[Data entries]
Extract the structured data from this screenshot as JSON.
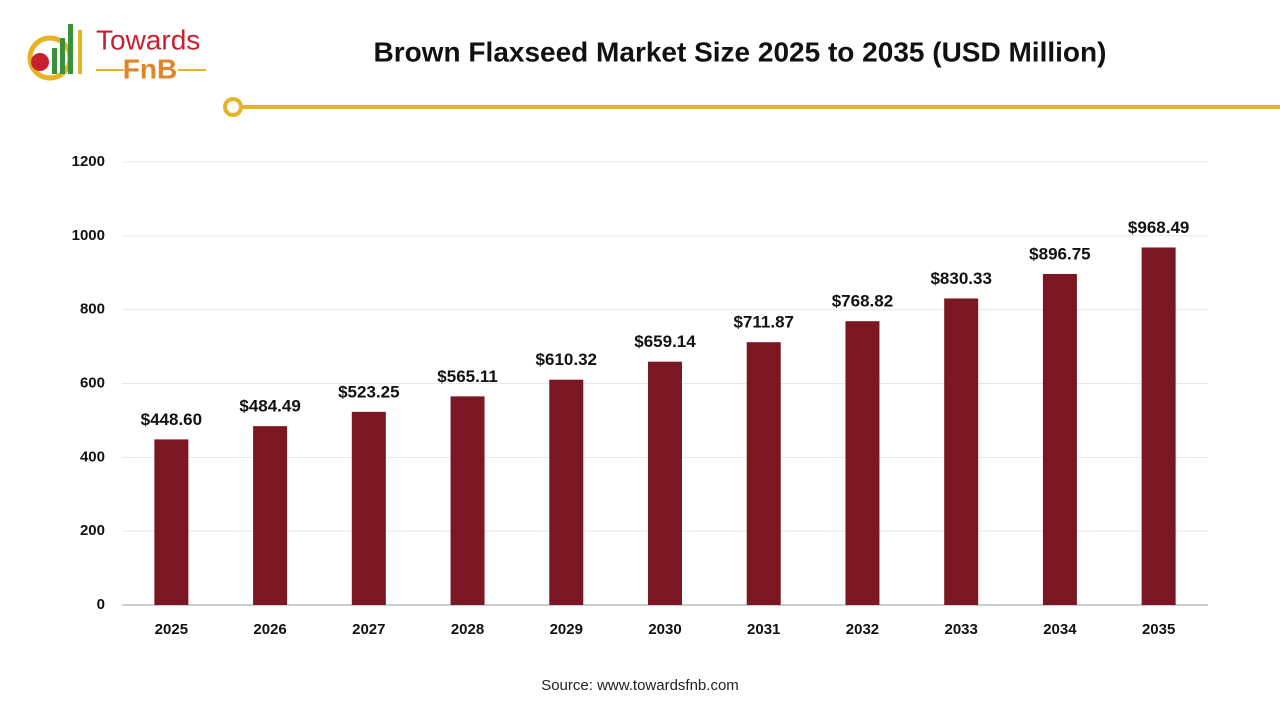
{
  "chart_data": {
    "type": "bar",
    "title": "Brown Flaxseed Market Size 2025 to 2035 (USD Million)",
    "logo": {
      "line1": "Towards",
      "line2": "FnB"
    },
    "source": "Source: www.towardsfnb.com",
    "categories": [
      "2025",
      "2026",
      "2027",
      "2028",
      "2029",
      "2030",
      "2031",
      "2032",
      "2033",
      "2034",
      "2035"
    ],
    "values": [
      448.6,
      484.49,
      523.25,
      565.11,
      610.32,
      659.14,
      711.87,
      768.82,
      830.33,
      896.75,
      968.49
    ],
    "value_labels": [
      "$448.60",
      "$484.49",
      "$523.25",
      "$565.11",
      "$610.32",
      "$659.14",
      "$711.87",
      "$768.82",
      "$830.33",
      "$896.75",
      "$968.49"
    ],
    "color": "#7b1723",
    "ylim": [
      0,
      1200
    ],
    "yticks": [
      0,
      200,
      400,
      600,
      800,
      1000,
      1200
    ],
    "grid": true
  }
}
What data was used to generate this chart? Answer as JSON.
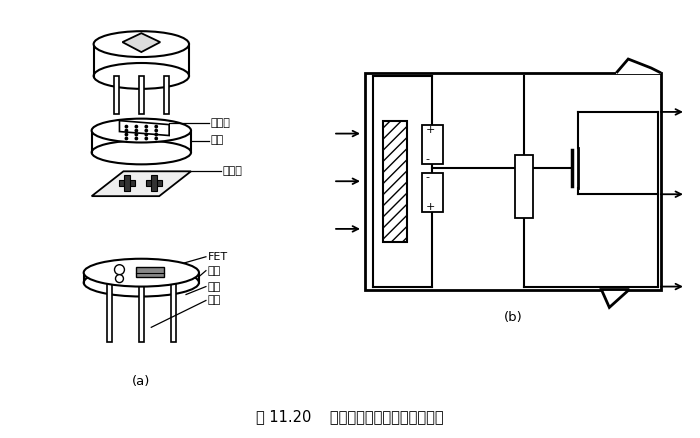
{
  "title": "图 11.20    热释电人体红外传感器的结构",
  "label_a": "(a)",
  "label_b": "(b)",
  "labels": {
    "filter": "滤光片",
    "cap": "管帽",
    "element": "敏感元",
    "fet": "FET",
    "socket": "管座",
    "resistor": "高阻",
    "lead": "引线"
  },
  "bg_color": "#ffffff",
  "line_color": "#000000"
}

WRITTEN EXERCISE – All preceding records should be duplicated verbatim, images excepted.

TASK RESULT –
Extract the structured data from this screenshot as JSON.
{
  "chart_data": {
    "type": "bar",
    "title": "Brown Flaxseed Market Size 2025 to 2035 (USD Million)",
    "logo": {
      "line1": "Towards",
      "line2": "FnB"
    },
    "source": "Source: www.towardsfnb.com",
    "categories": [
      "2025",
      "2026",
      "2027",
      "2028",
      "2029",
      "2030",
      "2031",
      "2032",
      "2033",
      "2034",
      "2035"
    ],
    "values": [
      448.6,
      484.49,
      523.25,
      565.11,
      610.32,
      659.14,
      711.87,
      768.82,
      830.33,
      896.75,
      968.49
    ],
    "value_labels": [
      "$448.60",
      "$484.49",
      "$523.25",
      "$565.11",
      "$610.32",
      "$659.14",
      "$711.87",
      "$768.82",
      "$830.33",
      "$896.75",
      "$968.49"
    ],
    "color": "#7b1723",
    "ylim": [
      0,
      1200
    ],
    "yticks": [
      0,
      200,
      400,
      600,
      800,
      1000,
      1200
    ],
    "grid": true
  }
}
What data was used to generate this chart? Answer as JSON.
{
  "title": "图 11.20    热释电人体红外传感器的结构",
  "label_a": "(a)",
  "label_b": "(b)",
  "labels": {
    "filter": "滤光片",
    "cap": "管帽",
    "element": "敏感元",
    "fet": "FET",
    "socket": "管座",
    "resistor": "高阻",
    "lead": "引线"
  },
  "bg_color": "#ffffff",
  "line_color": "#000000"
}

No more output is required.